> _Given task_:
Reproduce the material word for word; the images stay out.

> _Information supplied_:
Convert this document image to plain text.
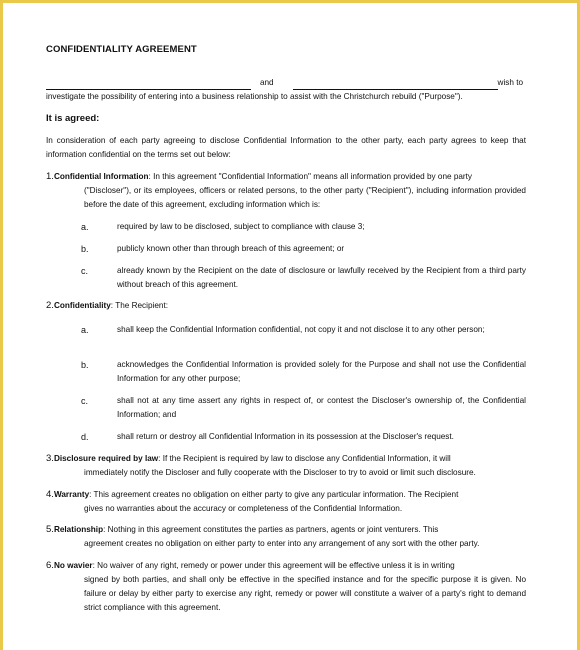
CONFIDENTIALITY AGREEMENT
and	wish to
investigate the possibility of entering into a business relationship to assist with the Christchurch rebuild ("Purpose").
It is agreed:
In consideration of each party agreeing to disclose Confidential Information to the other party, each party agrees to keep that information confidential on the terms set out below:
1.Confidential Information: In this agreement "Confidential Information" means all information provided by one party
("Discloser"), or its employees, officers or related persons, to the other party ("Recipient"), including information provided before the date of this agreement, excluding information which is:
a.	required by law to be disclosed, subject to compliance with clause 3;
b.	publicly known other than through breach of this agreement; or
c.	already known by the Recipient on the date of disclosure or lawfully received by the Recipient from a third party without breach of this agreement.
2.Confidentiality: The Recipient:
a.	shall keep the Confidential Information confidential, not copy it and not disclose it to any other person;
b.	acknowledges the Confidential Information is provided solely for the Purpose and shall not use the Confidential Information for any other purpose;
c.	shall not at any time assert any rights in respect of, or contest the Discloser's ownership of, the Confidential Information; and
d.	shall return or destroy all Confidential Information in its possession at the Discloser's request.
3.Disclosure required by law: If the Recipient is required by law to disclose any Confidential Information, it will
immediately notify the Discloser and fully cooperate with the Discloser to try to avoid or limit such disclosure.
4.Warranty: This agreement creates no obligation on either party to give any particular information. The Recipient
gives no warranties about the accuracy or completeness of the Confidential Information.
5.Relationship: Nothing in this agreement constitutes the parties as partners, agents or joint venturers. This
agreement creates no obligation on either party to enter into any arrangement of any sort with the other party.
6.No wavier: No waiver of any right, remedy or power under this agreement will be effective unless it is in writing
signed by both parties, and shall only be effective in the specified instance and for the specific purpose it is given. No failure or delay by either party to exercise any right, remedy or power will constitute a waiver of a party's right to demand strict compliance with this agreement.
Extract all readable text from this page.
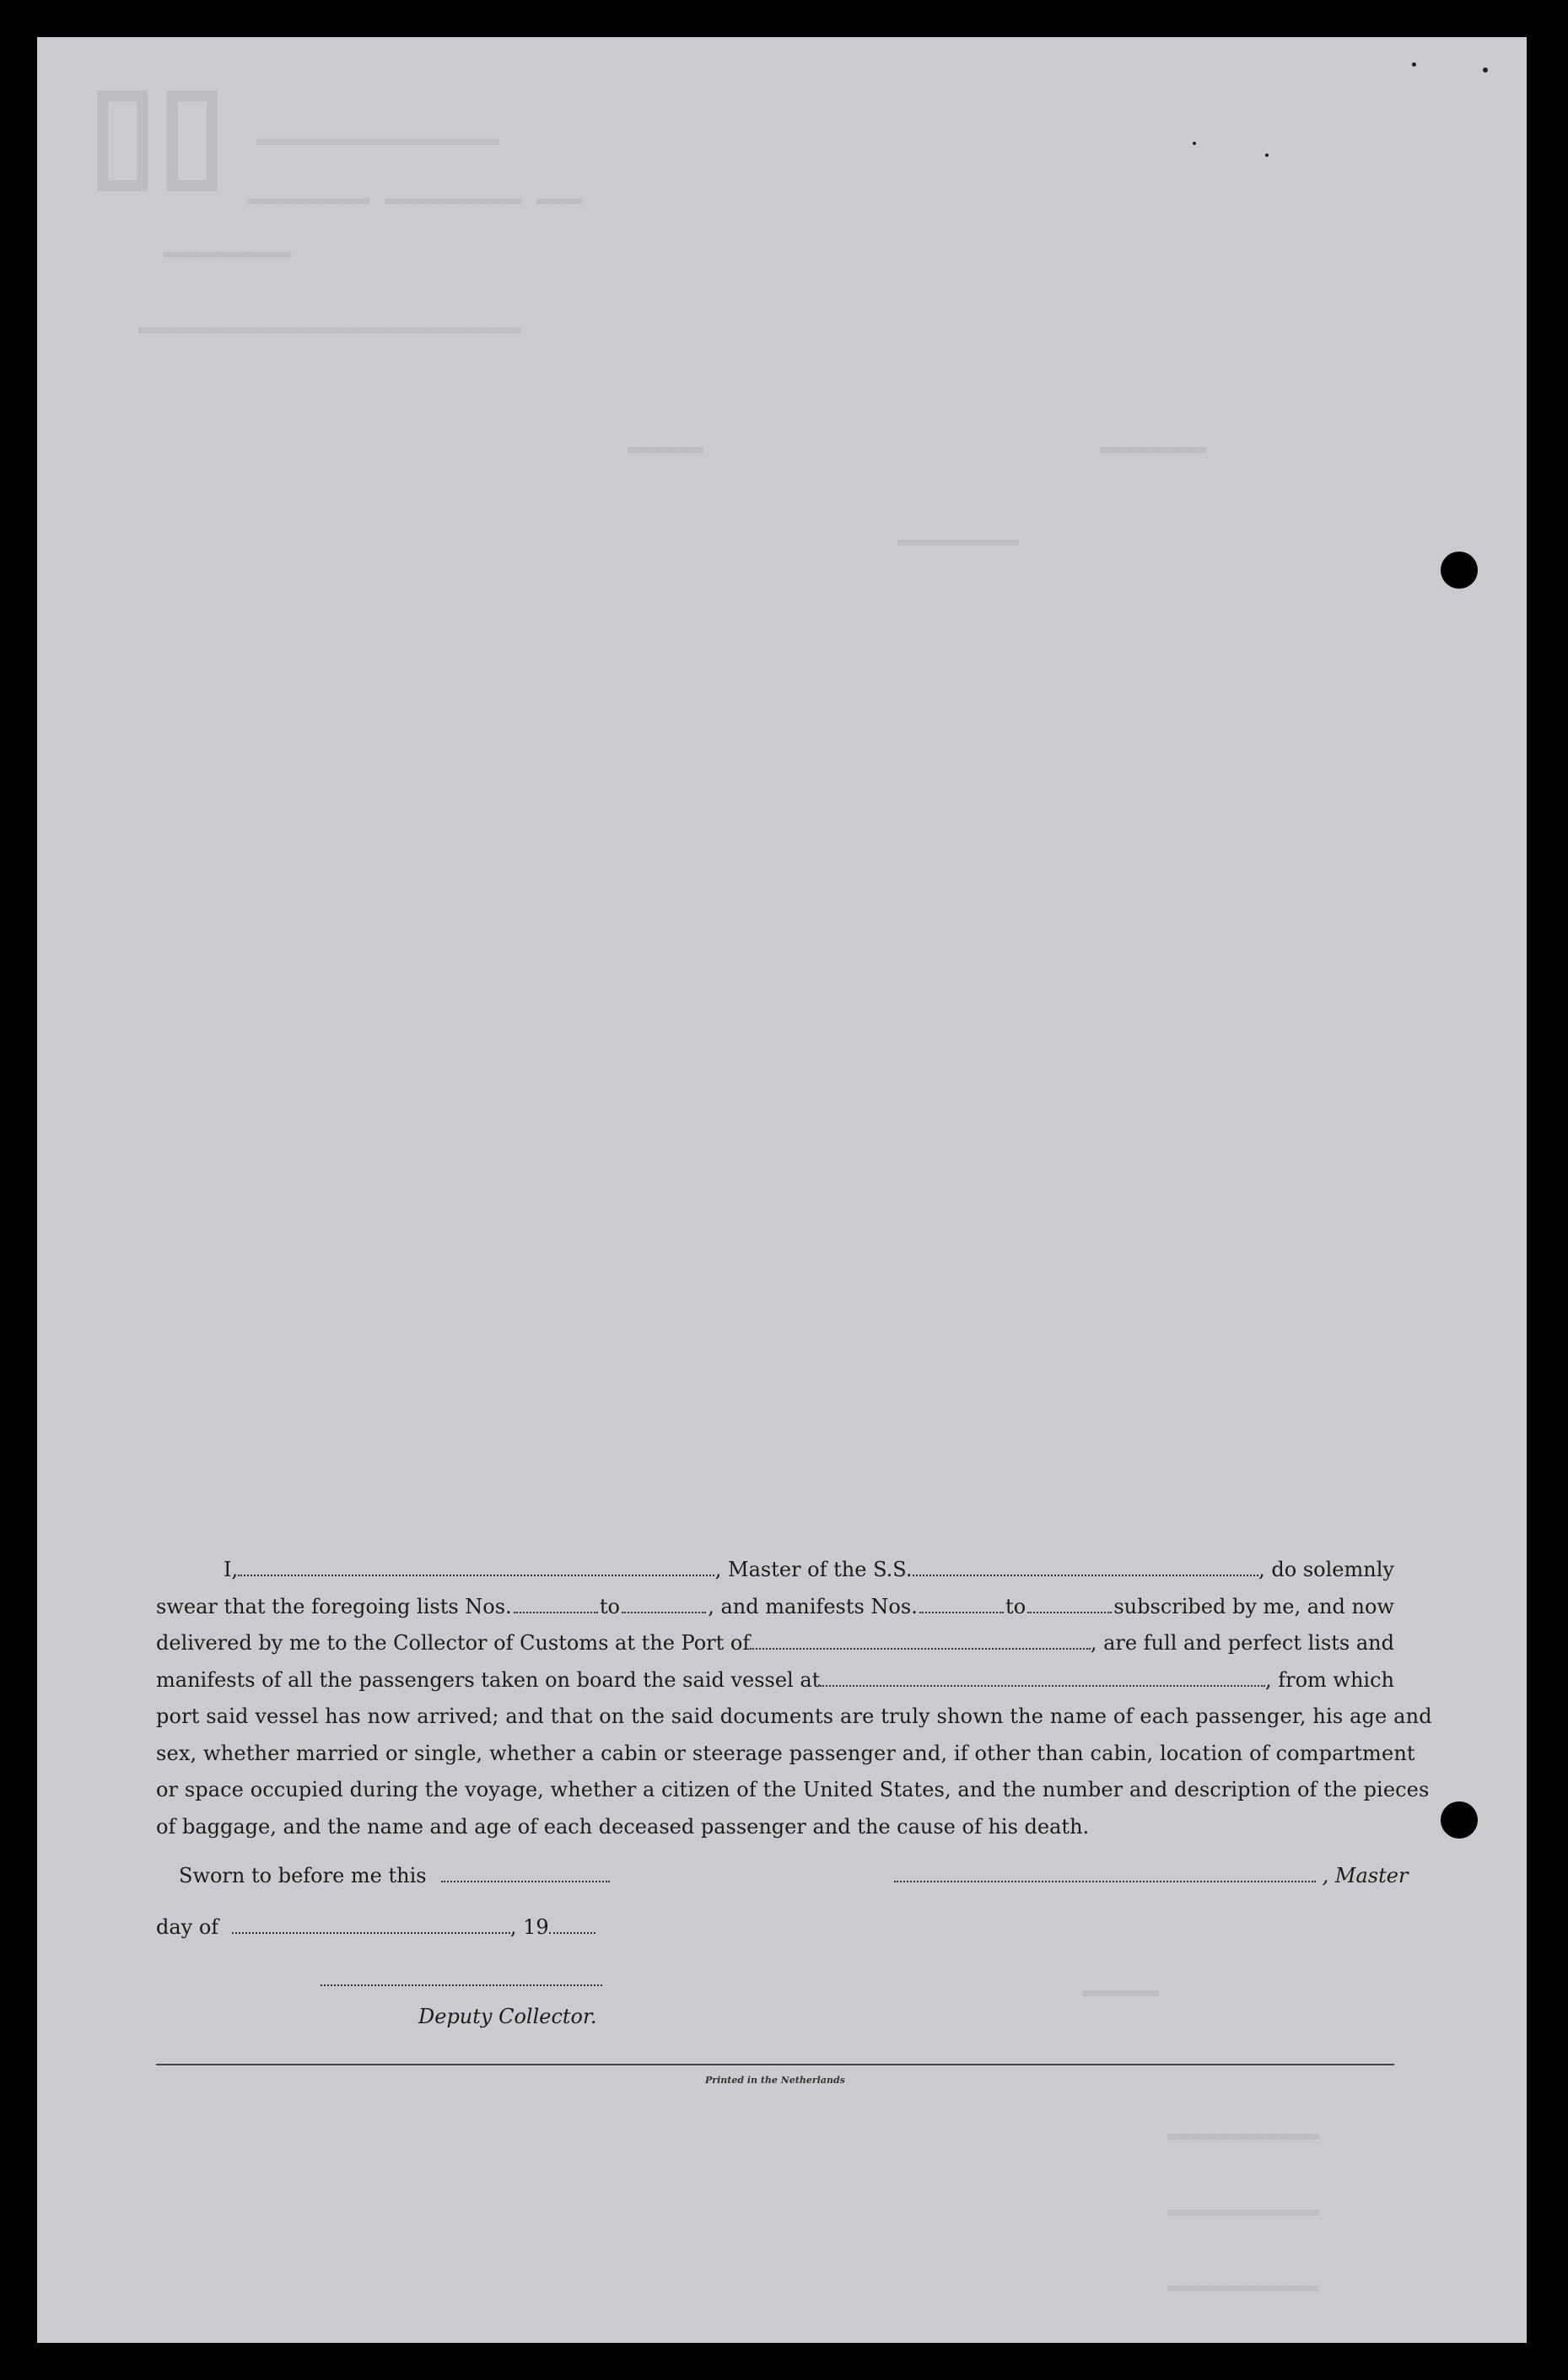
▯▯ ▬▬▬▬▬▬▬▬▬▬▬▬▬▬▬▬
▬▬▬▬▬▬▬▬ ▬▬▬▬▬▬▬▬▬ ▬▬▬
▬▬▬▬▬▬▬▬▬
▬▬▬▬▬▬▬▬▬▬▬▬▬▬▬▬▬▬▬▬▬▬▬▬▬▬▬
▬▬▬▬▬	▬▬▬▬▬▬▬
▬▬▬▬▬▬▬▬
▬▬▬▬▬
▬▬▬▬▬▬▬▬▬▬
▬▬▬▬▬▬▬▬▬▬
▬▬▬▬▬▬▬▬▬▬
I,	, Master of the S.S.	, do solemnly
swear that the foregoing lists Nos.	to	, and manifests Nos.	to	subscribed by me, and now
delivered by me to the Collector of Customs at the Port of	, are full and perfect lists and
manifests of all the passengers taken on board the said vessel at	, from which
port said vessel has now arrived; and that on the said documents are truly shown the name of each passenger, his age and
sex, whether married or single, whether a cabin or steerage passenger and, if other than cabin, location of compartment
or space occupied during the voyage, whether a citizen of the United States, and the number and description of the pieces
of baggage, and the name and age of each deceased passenger and the cause of his death.
Sworn to before me this	, Master
day of	, 19
Deputy Collector.
Printed in the Netherlands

> _Answer_:
Convert this document image to plain text.
CONFIDENTIALITY AGREEMENT
and	wish to
investigate the possibility of entering into a business relationship to assist with the Christchurch rebuild ("Purpose").
It is agreed:
In consideration of each party agreeing to disclose Confidential Information to the other party, each party agrees to keep that information confidential on the terms set out below:
1.Confidential Information: In this agreement "Confidential Information" means all information provided by one party
("Discloser"), or its employees, officers or related persons, to the other party ("Recipient"), including information provided before the date of this agreement, excluding information which is:
a.	required by law to be disclosed, subject to compliance with clause 3;
b.	publicly known other than through breach of this agreement; or
c.	already known by the Recipient on the date of disclosure or lawfully received by the Recipient from a third party without breach of this agreement.
2.Confidentiality: The Recipient:
a.	shall keep the Confidential Information confidential, not copy it and not disclose it to any other person;
b.	acknowledges the Confidential Information is provided solely for the Purpose and shall not use the Confidential Information for any other purpose;
c.	shall not at any time assert any rights in respect of, or contest the Discloser's ownership of, the Confidential Information; and
d.	shall return or destroy all Confidential Information in its possession at the Discloser's request.
3.Disclosure required by law: If the Recipient is required by law to disclose any Confidential Information, it will
immediately notify the Discloser and fully cooperate with the Discloser to try to avoid or limit such disclosure.
4.Warranty: This agreement creates no obligation on either party to give any particular information. The Recipient
gives no warranties about the accuracy or completeness of the Confidential Information.
5.Relationship: Nothing in this agreement constitutes the parties as partners, agents or joint venturers. This
agreement creates no obligation on either party to enter into any arrangement of any sort with the other party.
6.No wavier: No waiver of any right, remedy or power under this agreement will be effective unless it is in writing
signed by both parties, and shall only be effective in the specified instance and for the specific purpose it is given. No failure or delay by either party to exercise any right, remedy or power will constitute a waiver of a party's right to demand strict compliance with this agreement.
Extract all readable text from this page.
▯▯ ▬▬▬▬▬▬▬▬▬▬▬▬▬▬▬▬
▬▬▬▬▬▬▬▬ ▬▬▬▬▬▬▬▬▬ ▬▬▬
▬▬▬▬▬▬▬▬▬
▬▬▬▬▬▬▬▬▬▬▬▬▬▬▬▬▬▬▬▬▬▬▬▬▬▬▬
▬▬▬▬▬	▬▬▬▬▬▬▬
▬▬▬▬▬▬▬▬
▬▬▬▬▬
▬▬▬▬▬▬▬▬▬▬
▬▬▬▬▬▬▬▬▬▬
▬▬▬▬▬▬▬▬▬▬
I,	, Master of the S.S.	, do solemnly
swear that the foregoing lists Nos.	to	, and manifests Nos.	to	subscribed by me, and now
delivered by me to the Collector of Customs at the Port of	, are full and perfect lists and
manifests of all the passengers taken on board the said vessel at	, from which
port said vessel has now arrived; and that on the said documents are truly shown the name of each passenger, his age and
sex, whether married or single, whether a cabin or steerage passenger and, if other than cabin, location of compartment
or space occupied during the voyage, whether a citizen of the United States, and the number and description of the pieces
of baggage, and the name and age of each deceased passenger and the cause of his death.
Sworn to before me this	, Master
day of	, 19
Deputy Collector.
Printed in the Netherlands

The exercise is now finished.